*Collection entries*:

--------------------------------------------------

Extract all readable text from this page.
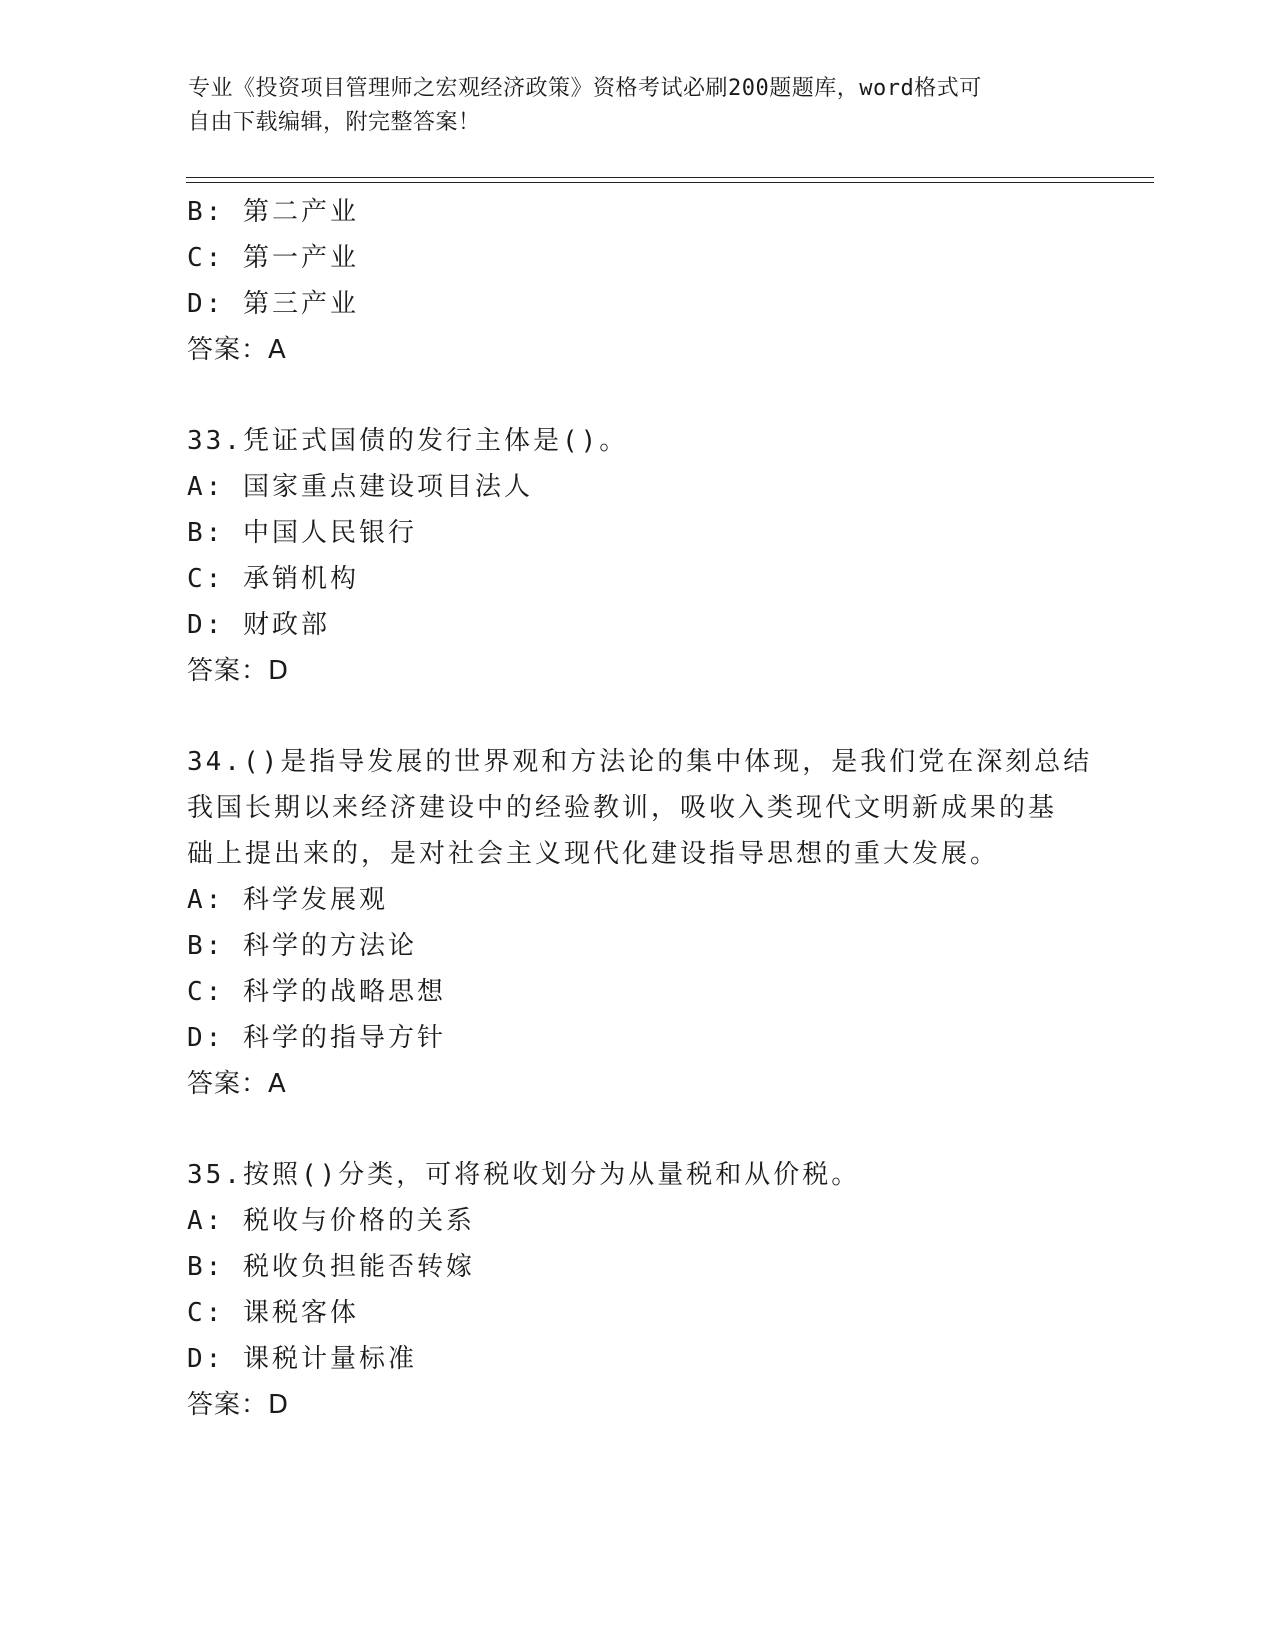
专业《投资项目管理师之宏观经济政策》资格考试必刷200题题库，word格式可
自由下载编辑，附完整答案！
B: 第二产业
C: 第一产业
D: 第三产业
答案：A
33.凭证式国债的发行主体是()。
A: 国家重点建设项目法人
B: 中国人民银行
C: 承销机构
D: 财政部
答案：D
34.()是指导发展的世界观和方法论的集中体现，是我们党在深刻总结
我国长期以来经济建设中的经验教训，吸收入类现代文明新成果的基
础上提出来的，是对社会主义现代化建设指导思想的重大发展。
A: 科学发展观
B: 科学的方法论
C: 科学的战略思想
D: 科学的指导方针
答案：A
35.按照()分类，可将税收划分为从量税和从价税。
A: 税收与价格的关系
B: 税收负担能否转嫁
C: 课税客体
D: 课税计量标准
答案：D
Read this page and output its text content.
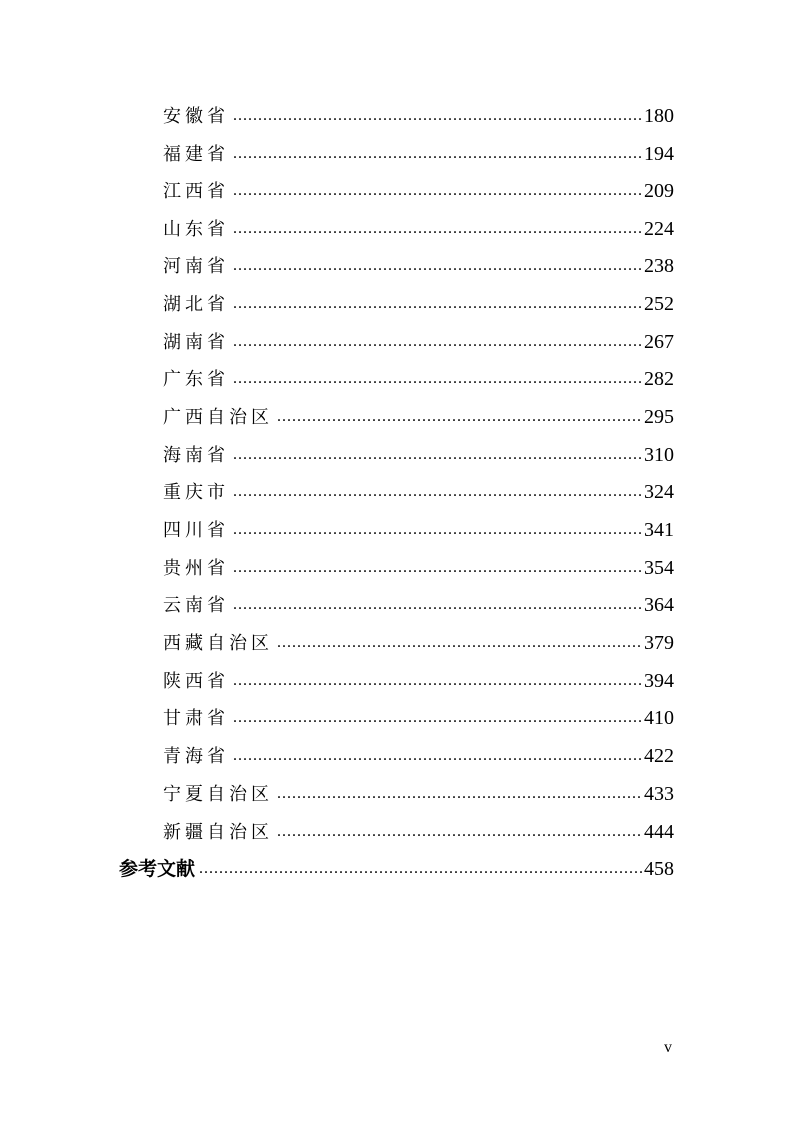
安徽省 .....	180
福建省 .....	194
江西省 .....	209
山东省 .....	224
河南省 .....	238
湖北省 .....	252
湖南省 .....	267
广东省 .....	282
广西自治区 .....	295
海南省 .....	310
重庆市 .....	324
四川省 .....	341
贵州省 .....	354
云南省 .....	364
西藏自治区 .....	379
陕西省 .....	394
甘肃省 .....	410
青海省 .....	422
宁夏自治区 .....	433
新疆自治区 .....	444
参考文献 .....	458
v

--------------------------------------------------

*Aim*: Quote every line of the records above exactly; no picture is to be copied.

*Solution*:
Extract all readable text from this page.
专业《投资项目管理师之宏观经济政策》资格考试必刷200题题库，word格式可
自由下载编辑，附完整答案！
B: 第二产业
C: 第一产业
D: 第三产业
答案：A
33.凭证式国债的发行主体是()。
A: 国家重点建设项目法人
B: 中国人民银行
C: 承销机构
D: 财政部
答案：D
34.()是指导发展的世界观和方法论的集中体现，是我们党在深刻总结
我国长期以来经济建设中的经验教训，吸收入类现代文明新成果的基
础上提出来的，是对社会主义现代化建设指导思想的重大发展。
A: 科学发展观
B: 科学的方法论
C: 科学的战略思想
D: 科学的指导方针
答案：A
35.按照()分类，可将税收划分为从量税和从价税。
A: 税收与价格的关系
B: 税收负担能否转嫁
C: 课税客体
D: 课税计量标准
答案：D
Read this page and output its text content.
安徽省 .....	180
福建省 .....	194
江西省 .....	209
山东省 .....	224
河南省 .....	238
湖北省 .....	252
湖南省 .....	267
广东省 .....	282
广西自治区 .....	295
海南省 .....	310
重庆市 .....	324
四川省 .....	341
贵州省 .....	354
云南省 .....	364
西藏自治区 .....	379
陕西省 .....	394
甘肃省 .....	410
青海省 .....	422
宁夏自治区 .....	433
新疆自治区 .....	444
参考文献 .....	458
v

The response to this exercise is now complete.